■ RECORD LIST:

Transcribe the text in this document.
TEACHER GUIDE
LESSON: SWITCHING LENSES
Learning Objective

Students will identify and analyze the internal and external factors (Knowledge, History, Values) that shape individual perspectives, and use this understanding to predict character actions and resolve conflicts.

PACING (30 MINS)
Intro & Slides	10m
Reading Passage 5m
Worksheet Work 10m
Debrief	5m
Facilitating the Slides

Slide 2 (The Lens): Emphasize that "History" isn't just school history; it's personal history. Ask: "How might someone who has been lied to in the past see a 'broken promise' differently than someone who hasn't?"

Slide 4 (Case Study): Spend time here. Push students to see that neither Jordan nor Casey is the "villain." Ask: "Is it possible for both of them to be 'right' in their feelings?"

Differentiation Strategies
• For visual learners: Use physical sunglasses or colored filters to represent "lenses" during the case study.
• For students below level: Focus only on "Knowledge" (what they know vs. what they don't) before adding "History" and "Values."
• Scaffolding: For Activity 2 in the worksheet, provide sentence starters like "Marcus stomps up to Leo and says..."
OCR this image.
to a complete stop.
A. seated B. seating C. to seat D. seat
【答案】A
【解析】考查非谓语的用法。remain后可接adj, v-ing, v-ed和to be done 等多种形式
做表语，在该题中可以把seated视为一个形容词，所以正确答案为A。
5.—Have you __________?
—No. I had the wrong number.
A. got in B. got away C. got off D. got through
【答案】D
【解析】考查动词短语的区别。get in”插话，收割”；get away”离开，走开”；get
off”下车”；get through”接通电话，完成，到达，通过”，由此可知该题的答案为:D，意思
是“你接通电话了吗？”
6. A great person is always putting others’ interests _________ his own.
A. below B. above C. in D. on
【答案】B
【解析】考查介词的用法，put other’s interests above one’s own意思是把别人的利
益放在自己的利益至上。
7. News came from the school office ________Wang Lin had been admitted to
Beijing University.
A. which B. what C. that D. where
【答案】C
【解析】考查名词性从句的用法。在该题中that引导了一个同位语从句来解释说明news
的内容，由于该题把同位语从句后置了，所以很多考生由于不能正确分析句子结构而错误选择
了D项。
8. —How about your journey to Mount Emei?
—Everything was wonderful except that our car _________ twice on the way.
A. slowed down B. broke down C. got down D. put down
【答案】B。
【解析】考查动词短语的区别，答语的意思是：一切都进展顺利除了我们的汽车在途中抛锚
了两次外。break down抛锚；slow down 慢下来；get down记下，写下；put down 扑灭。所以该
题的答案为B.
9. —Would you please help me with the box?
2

■ YOUR GOAL:
Every line of the listing that holds "school" should be found and copied.

■ EXERCISE OUTPUT:
Slide 2 (The Lens): Emphasize that "History" isn't just school history; it's personal history. Ask: "How might someone who has been lied to in the past see a 'broken promise' differently than someone who hasn't?"
7. News came from the school office ________Wang Lin had been admitted to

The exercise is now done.